===== Exercise materials
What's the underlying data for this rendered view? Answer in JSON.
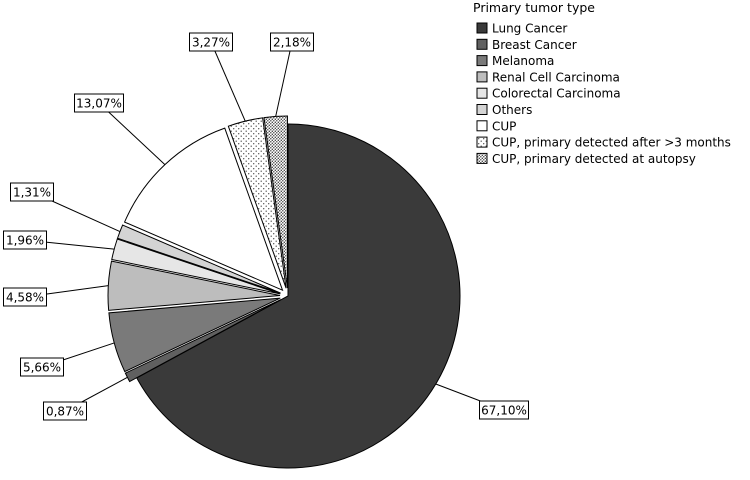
{
  "chart_data": {
    "type": "pie",
    "legend_title": "Primary tumor type",
    "legend_position": "top-right",
    "slices": [
      {
        "name": "Lung Cancer",
        "value": 67.1,
        "label": "67,10%",
        "color": "#3a3a3a",
        "pattern": "solid",
        "exploded": false
      },
      {
        "name": "Breast Cancer",
        "value": 0.87,
        "label": "0,87%",
        "color": "#606060",
        "pattern": "solid",
        "exploded": true
      },
      {
        "name": "Melanoma",
        "value": 5.66,
        "label": "5,66%",
        "color": "#7a7a7a",
        "pattern": "solid",
        "exploded": true
      },
      {
        "name": "Renal Cell Carcinoma",
        "value": 4.58,
        "label": "4,58%",
        "color": "#bdbdbd",
        "pattern": "solid",
        "exploded": true
      },
      {
        "name": "Colorectal Carcinoma",
        "value": 1.96,
        "label": "1,96%",
        "color": "#e6e6e6",
        "pattern": "solid",
        "exploded": true
      },
      {
        "name": "Others",
        "value": 1.31,
        "label": "1,31%",
        "color": "#d4d4d4",
        "pattern": "solid",
        "exploded": true
      },
      {
        "name": "CUP",
        "value": 13.07,
        "label": "13,07%",
        "color": "#ffffff",
        "pattern": "solid",
        "exploded": true
      },
      {
        "name": "CUP, primary detected after >3 months",
        "value": 3.27,
        "label": "3,27%",
        "color": "#ffffff",
        "pattern": "sparse-dots",
        "exploded": true
      },
      {
        "name": "CUP, primary detected at autopsy",
        "value": 2.18,
        "label": "2,18%",
        "color": "#ffffff",
        "pattern": "dense-dots",
        "exploded": true
      }
    ]
  }
}
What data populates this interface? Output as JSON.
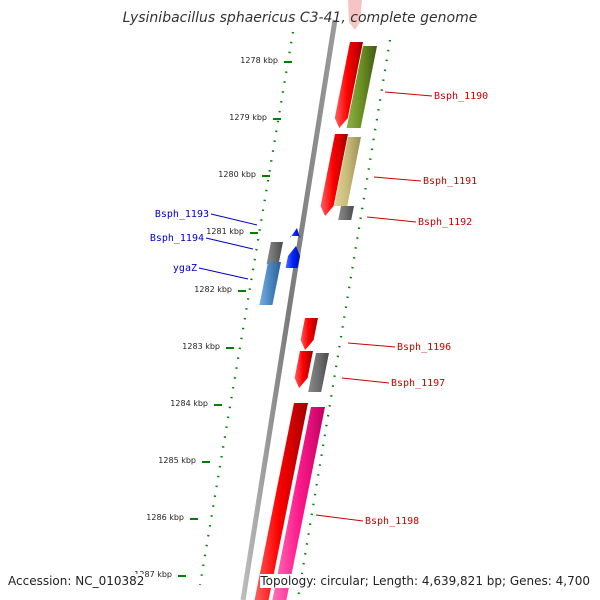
==========
Goal of the exercise:
Once the images are removed, print the remaining data exactly as it appears above.

Written answer:
What's the underlying data for this rendered view? Answer in JSON.
{
  "chart_data": {
    "type": "pie",
    "legend_title": "Primary tumor type",
    "legend_position": "top-right",
    "slices": [
      {
        "name": "Lung Cancer",
        "value": 67.1,
        "label": "67,10%",
        "color": "#3a3a3a",
        "pattern": "solid",
        "exploded": false
      },
      {
        "name": "Breast Cancer",
        "value": 0.87,
        "label": "0,87%",
        "color": "#606060",
        "pattern": "solid",
        "exploded": true
      },
      {
        "name": "Melanoma",
        "value": 5.66,
        "label": "5,66%",
        "color": "#7a7a7a",
        "pattern": "solid",
        "exploded": true
      },
      {
        "name": "Renal Cell Carcinoma",
        "value": 4.58,
        "label": "4,58%",
        "color": "#bdbdbd",
        "pattern": "solid",
        "exploded": true
      },
      {
        "name": "Colorectal Carcinoma",
        "value": 1.96,
        "label": "1,96%",
        "color": "#e6e6e6",
        "pattern": "solid",
        "exploded": true
      },
      {
        "name": "Others",
        "value": 1.31,
        "label": "1,31%",
        "color": "#d4d4d4",
        "pattern": "solid",
        "exploded": true
      },
      {
        "name": "CUP",
        "value": 13.07,
        "label": "13,07%",
        "color": "#ffffff",
        "pattern": "solid",
        "exploded": true
      },
      {
        "name": "CUP, primary detected after >3 months",
        "value": 3.27,
        "label": "3,27%",
        "color": "#ffffff",
        "pattern": "sparse-dots",
        "exploded": true
      },
      {
        "name": "CUP, primary detected at autopsy",
        "value": 2.18,
        "label": "2,18%",
        "color": "#ffffff",
        "pattern": "dense-dots",
        "exploded": true
      }
    ]
  }
}
What data populates this interface? Output as JSON.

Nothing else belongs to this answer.